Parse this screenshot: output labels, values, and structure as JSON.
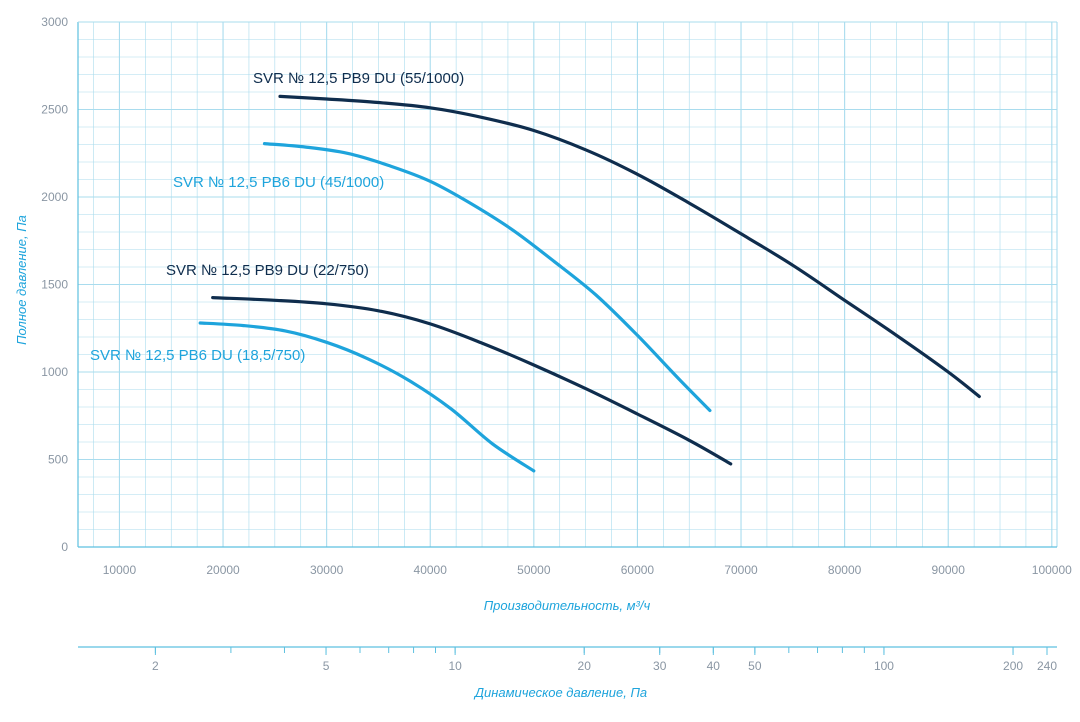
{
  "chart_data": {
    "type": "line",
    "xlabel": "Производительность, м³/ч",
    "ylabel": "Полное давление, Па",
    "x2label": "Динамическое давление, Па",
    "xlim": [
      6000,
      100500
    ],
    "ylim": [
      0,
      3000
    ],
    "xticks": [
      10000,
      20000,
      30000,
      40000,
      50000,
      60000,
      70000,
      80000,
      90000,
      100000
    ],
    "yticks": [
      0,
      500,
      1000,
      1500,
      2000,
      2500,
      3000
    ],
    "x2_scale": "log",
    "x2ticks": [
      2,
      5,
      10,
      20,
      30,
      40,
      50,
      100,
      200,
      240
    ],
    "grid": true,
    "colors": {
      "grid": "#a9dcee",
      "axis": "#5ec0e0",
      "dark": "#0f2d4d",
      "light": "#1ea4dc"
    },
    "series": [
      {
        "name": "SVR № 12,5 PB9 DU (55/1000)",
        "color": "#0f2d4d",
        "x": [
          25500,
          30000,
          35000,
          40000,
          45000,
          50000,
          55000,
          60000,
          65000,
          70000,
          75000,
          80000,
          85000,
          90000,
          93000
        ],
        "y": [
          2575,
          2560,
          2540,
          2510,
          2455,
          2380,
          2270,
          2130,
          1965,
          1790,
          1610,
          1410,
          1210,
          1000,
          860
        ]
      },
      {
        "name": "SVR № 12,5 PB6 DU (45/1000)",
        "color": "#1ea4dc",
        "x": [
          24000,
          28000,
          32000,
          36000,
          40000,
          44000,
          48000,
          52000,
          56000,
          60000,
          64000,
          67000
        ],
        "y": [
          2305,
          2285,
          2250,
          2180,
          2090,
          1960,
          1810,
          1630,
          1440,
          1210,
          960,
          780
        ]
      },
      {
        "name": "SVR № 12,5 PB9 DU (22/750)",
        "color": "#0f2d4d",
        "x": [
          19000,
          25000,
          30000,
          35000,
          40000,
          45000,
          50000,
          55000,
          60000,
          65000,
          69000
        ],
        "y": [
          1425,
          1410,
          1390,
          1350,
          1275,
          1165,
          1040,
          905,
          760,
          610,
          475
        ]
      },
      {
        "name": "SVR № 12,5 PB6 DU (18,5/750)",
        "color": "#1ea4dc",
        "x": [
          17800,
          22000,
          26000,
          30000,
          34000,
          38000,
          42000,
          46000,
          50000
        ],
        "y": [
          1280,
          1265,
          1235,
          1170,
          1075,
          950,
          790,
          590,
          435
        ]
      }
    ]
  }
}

==

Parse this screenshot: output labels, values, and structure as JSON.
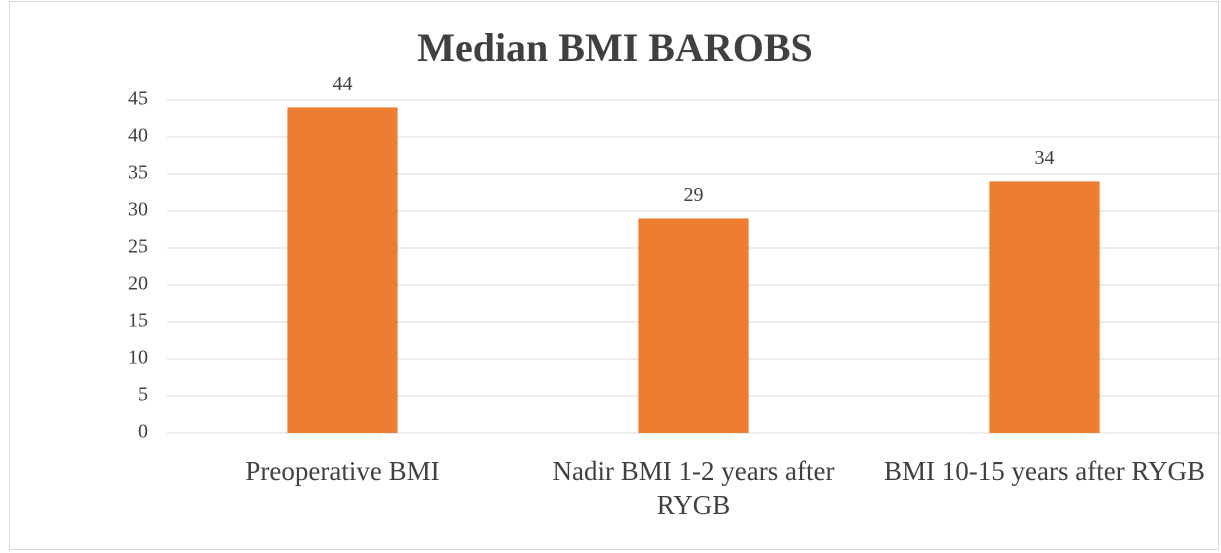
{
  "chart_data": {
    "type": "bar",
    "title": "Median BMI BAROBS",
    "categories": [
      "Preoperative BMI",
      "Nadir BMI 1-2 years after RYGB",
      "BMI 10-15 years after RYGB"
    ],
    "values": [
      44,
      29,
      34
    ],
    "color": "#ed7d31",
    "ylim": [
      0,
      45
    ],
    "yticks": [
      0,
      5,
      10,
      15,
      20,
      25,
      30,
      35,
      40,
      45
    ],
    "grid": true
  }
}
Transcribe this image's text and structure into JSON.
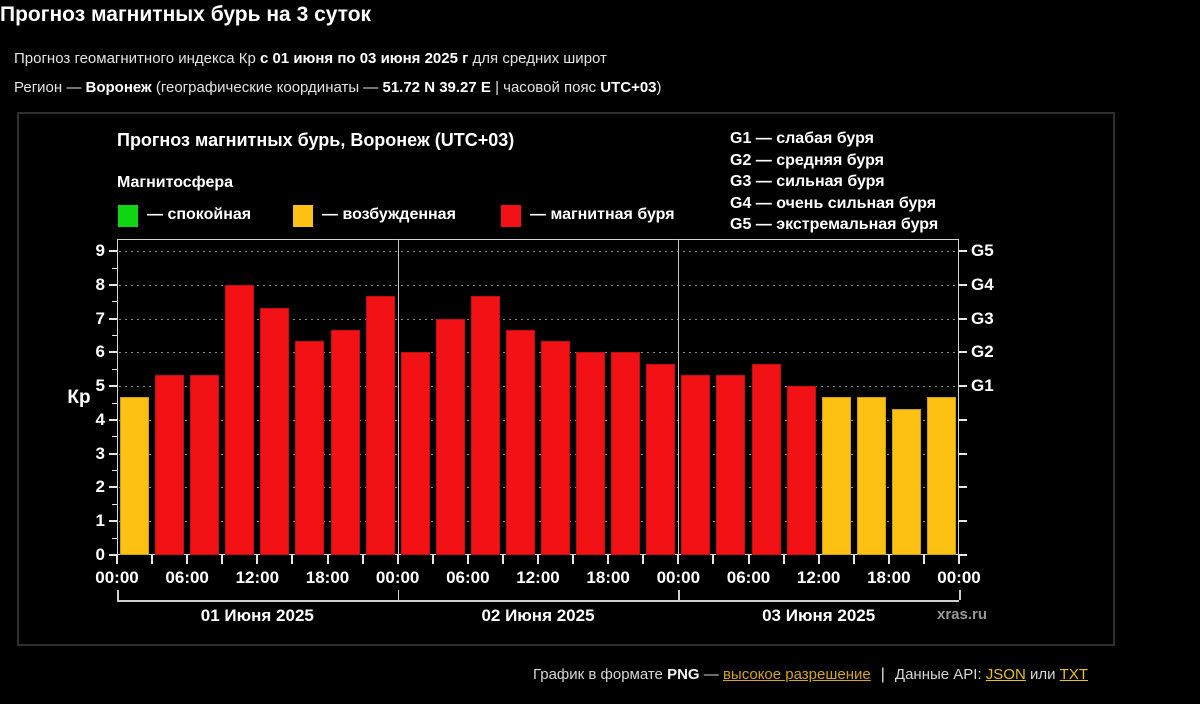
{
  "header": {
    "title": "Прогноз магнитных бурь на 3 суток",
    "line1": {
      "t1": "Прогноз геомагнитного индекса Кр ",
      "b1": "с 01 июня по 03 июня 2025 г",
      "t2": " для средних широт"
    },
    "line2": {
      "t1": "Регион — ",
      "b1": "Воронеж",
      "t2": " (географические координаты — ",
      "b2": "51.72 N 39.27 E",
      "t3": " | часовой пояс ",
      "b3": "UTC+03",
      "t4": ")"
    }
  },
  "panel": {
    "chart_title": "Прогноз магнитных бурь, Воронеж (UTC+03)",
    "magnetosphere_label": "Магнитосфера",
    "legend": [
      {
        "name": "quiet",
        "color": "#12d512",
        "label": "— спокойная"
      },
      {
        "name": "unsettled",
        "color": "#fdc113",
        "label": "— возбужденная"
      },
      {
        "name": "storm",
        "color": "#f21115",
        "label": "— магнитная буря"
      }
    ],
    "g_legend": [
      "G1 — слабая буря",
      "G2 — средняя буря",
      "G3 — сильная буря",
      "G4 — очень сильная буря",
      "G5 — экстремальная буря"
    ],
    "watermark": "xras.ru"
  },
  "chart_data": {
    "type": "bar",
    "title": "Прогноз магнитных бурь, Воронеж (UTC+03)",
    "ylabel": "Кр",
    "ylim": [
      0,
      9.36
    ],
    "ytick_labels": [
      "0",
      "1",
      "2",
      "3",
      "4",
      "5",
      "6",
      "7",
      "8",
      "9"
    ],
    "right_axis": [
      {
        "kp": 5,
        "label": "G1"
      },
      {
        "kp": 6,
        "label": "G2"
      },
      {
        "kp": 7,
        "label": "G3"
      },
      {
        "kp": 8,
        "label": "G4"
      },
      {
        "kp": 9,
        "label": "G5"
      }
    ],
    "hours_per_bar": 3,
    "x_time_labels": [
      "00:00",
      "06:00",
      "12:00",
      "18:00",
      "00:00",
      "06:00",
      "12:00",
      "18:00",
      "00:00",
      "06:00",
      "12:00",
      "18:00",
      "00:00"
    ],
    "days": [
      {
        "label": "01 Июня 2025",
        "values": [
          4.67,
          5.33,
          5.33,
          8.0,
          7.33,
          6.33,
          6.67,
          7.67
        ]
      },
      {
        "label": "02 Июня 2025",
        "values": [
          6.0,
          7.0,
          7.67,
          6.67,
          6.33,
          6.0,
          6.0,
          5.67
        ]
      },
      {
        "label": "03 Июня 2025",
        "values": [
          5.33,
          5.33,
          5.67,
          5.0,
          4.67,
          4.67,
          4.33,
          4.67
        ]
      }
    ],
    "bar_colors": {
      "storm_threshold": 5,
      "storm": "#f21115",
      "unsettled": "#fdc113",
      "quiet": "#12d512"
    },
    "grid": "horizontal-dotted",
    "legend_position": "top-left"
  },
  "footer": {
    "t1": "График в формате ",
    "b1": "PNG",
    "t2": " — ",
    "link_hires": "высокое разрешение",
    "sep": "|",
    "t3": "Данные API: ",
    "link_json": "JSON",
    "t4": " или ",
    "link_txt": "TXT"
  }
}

# AIM OF THE EXERCISE
Consider the entries above and return each line with the string "name".

# FULL OUTPUT
        "name": "SVR № 12,5 PB9 DU (55/1000)",
        "name": "SVR № 12,5 PB6 DU (45/1000)",
        "name": "SVR № 12,5 PB9 DU (22/750)",
        "name": "SVR № 12,5 PB6 DU (18,5/750)",
        "name": "quiet",
        "name": "unsettled",
        "name": "storm",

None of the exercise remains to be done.